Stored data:
**********
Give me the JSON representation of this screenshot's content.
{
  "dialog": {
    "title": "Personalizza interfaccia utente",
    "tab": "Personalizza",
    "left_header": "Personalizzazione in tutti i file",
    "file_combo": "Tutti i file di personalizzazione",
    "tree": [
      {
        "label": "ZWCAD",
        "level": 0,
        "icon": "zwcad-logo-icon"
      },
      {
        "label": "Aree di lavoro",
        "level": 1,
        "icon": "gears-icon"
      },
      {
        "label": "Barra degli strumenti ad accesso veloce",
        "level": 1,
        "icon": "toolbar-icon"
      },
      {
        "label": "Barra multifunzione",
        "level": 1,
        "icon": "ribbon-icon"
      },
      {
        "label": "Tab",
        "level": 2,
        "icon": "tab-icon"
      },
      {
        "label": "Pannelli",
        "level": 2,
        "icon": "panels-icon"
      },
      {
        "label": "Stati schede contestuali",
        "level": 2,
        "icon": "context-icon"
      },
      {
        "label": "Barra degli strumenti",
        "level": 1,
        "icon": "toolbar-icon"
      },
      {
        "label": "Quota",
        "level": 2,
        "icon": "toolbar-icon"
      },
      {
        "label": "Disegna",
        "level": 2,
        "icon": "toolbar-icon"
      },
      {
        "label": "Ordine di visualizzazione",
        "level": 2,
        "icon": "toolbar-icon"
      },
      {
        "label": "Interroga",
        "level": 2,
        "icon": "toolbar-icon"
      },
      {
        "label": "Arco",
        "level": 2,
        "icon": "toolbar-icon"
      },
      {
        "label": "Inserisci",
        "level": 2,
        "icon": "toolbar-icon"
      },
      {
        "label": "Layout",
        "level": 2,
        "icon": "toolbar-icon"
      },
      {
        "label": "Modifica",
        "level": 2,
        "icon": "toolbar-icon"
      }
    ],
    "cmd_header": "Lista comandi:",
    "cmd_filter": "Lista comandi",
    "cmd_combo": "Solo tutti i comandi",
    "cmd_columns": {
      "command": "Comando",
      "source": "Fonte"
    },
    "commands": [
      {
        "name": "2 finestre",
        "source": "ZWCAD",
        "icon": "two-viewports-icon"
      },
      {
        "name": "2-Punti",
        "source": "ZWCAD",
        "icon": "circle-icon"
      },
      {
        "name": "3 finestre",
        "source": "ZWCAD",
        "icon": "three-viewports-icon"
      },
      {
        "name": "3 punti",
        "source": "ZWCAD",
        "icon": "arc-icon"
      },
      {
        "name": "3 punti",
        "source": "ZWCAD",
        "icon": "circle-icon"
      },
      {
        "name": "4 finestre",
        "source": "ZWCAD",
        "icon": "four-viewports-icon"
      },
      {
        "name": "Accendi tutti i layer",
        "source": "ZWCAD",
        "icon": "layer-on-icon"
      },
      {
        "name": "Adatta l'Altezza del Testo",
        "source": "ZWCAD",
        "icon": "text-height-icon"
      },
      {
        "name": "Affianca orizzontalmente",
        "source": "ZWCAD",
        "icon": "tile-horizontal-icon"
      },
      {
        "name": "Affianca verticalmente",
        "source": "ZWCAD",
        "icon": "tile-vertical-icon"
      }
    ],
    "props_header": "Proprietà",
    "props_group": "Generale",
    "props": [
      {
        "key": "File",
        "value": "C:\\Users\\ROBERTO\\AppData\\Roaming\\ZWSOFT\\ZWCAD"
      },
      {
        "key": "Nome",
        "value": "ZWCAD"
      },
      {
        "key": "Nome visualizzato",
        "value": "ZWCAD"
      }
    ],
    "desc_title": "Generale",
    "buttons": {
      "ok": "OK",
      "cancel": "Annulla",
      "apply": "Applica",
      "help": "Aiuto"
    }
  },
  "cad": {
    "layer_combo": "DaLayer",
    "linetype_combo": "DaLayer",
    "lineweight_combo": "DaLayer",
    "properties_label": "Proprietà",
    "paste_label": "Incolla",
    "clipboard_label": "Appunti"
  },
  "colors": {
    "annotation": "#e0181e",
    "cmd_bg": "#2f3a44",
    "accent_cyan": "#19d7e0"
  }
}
**********
What needs to be done: Give back all the data exactly as written.

Worked answer:
Give me the JSON representation of this screenshot's content.
{
  "dialog": {
    "title": "Personalizza interfaccia utente",
    "tab": "Personalizza",
    "left_header": "Personalizzazione in tutti i file",
    "file_combo": "Tutti i file di personalizzazione",
    "tree": [
      {
        "label": "ZWCAD",
        "level": 0,
        "icon": "zwcad-logo-icon"
      },
      {
        "label": "Aree di lavoro",
        "level": 1,
        "icon": "gears-icon"
      },
      {
        "label": "Barra degli strumenti ad accesso veloce",
        "level": 1,
        "icon": "toolbar-icon"
      },
      {
        "label": "Barra multifunzione",
        "level": 1,
        "icon": "ribbon-icon"
      },
      {
        "label": "Tab",
        "level": 2,
        "icon": "tab-icon"
      },
      {
        "label": "Pannelli",
        "level": 2,
        "icon": "panels-icon"
      },
      {
        "label": "Stati schede contestuali",
        "level": 2,
        "icon": "context-icon"
      },
      {
        "label": "Barra degli strumenti",
        "level": 1,
        "icon": "toolbar-icon"
      },
      {
        "label": "Quota",
        "level": 2,
        "icon": "toolbar-icon"
      },
      {
        "label": "Disegna",
        "level": 2,
        "icon": "toolbar-icon"
      },
      {
        "label": "Ordine di visualizzazione",
        "level": 2,
        "icon": "toolbar-icon"
      },
      {
        "label": "Interroga",
        "level": 2,
        "icon": "toolbar-icon"
      },
      {
        "label": "Arco",
        "level": 2,
        "icon": "toolbar-icon"
      },
      {
        "label": "Inserisci",
        "level": 2,
        "icon": "toolbar-icon"
      },
      {
        "label": "Layout",
        "level": 2,
        "icon": "toolbar-icon"
      },
      {
        "label": "Modifica",
        "level": 2,
        "icon": "toolbar-icon"
      }
    ],
    "cmd_header": "Lista comandi:",
    "cmd_filter": "Lista comandi",
    "cmd_combo": "Solo tutti i comandi",
    "cmd_columns": {
      "command": "Comando",
      "source": "Fonte"
    },
    "commands": [
      {
        "name": "2 finestre",
        "source": "ZWCAD",
        "icon": "two-viewports-icon"
      },
      {
        "name": "2-Punti",
        "source": "ZWCAD",
        "icon": "circle-icon"
      },
      {
        "name": "3 finestre",
        "source": "ZWCAD",
        "icon": "three-viewports-icon"
      },
      {
        "name": "3 punti",
        "source": "ZWCAD",
        "icon": "arc-icon"
      },
      {
        "name": "3 punti",
        "source": "ZWCAD",
        "icon": "circle-icon"
      },
      {
        "name": "4 finestre",
        "source": "ZWCAD",
        "icon": "four-viewports-icon"
      },
      {
        "name": "Accendi tutti i layer",
        "source": "ZWCAD",
        "icon": "layer-on-icon"
      },
      {
        "name": "Adatta l'Altezza del Testo",
        "source": "ZWCAD",
        "icon": "text-height-icon"
      },
      {
        "name": "Affianca orizzontalmente",
        "source": "ZWCAD",
        "icon": "tile-horizontal-icon"
      },
      {
        "name": "Affianca verticalmente",
        "source": "ZWCAD",
        "icon": "tile-vertical-icon"
      }
    ],
    "props_header": "Proprietà",
    "props_group": "Generale",
    "props": [
      {
        "key": "File",
        "value": "C:\\Users\\ROBERTO\\AppData\\Roaming\\ZWSOFT\\ZWCAD"
      },
      {
        "key": "Nome",
        "value": "ZWCAD"
      },
      {
        "key": "Nome visualizzato",
        "value": "ZWCAD"
      }
    ],
    "desc_title": "Generale",
    "buttons": {
      "ok": "OK",
      "cancel": "Annulla",
      "apply": "Applica",
      "help": "Aiuto"
    }
  },
  "cad": {
    "layer_combo": "DaLayer",
    "linetype_combo": "DaLayer",
    "lineweight_combo": "DaLayer",
    "properties_label": "Proprietà",
    "paste_label": "Incolla",
    "clipboard_label": "Appunti"
  },
  "colors": {
    "annotation": "#e0181e",
    "cmd_bg": "#2f3a44",
    "accent_cyan": "#19d7e0"
  }
}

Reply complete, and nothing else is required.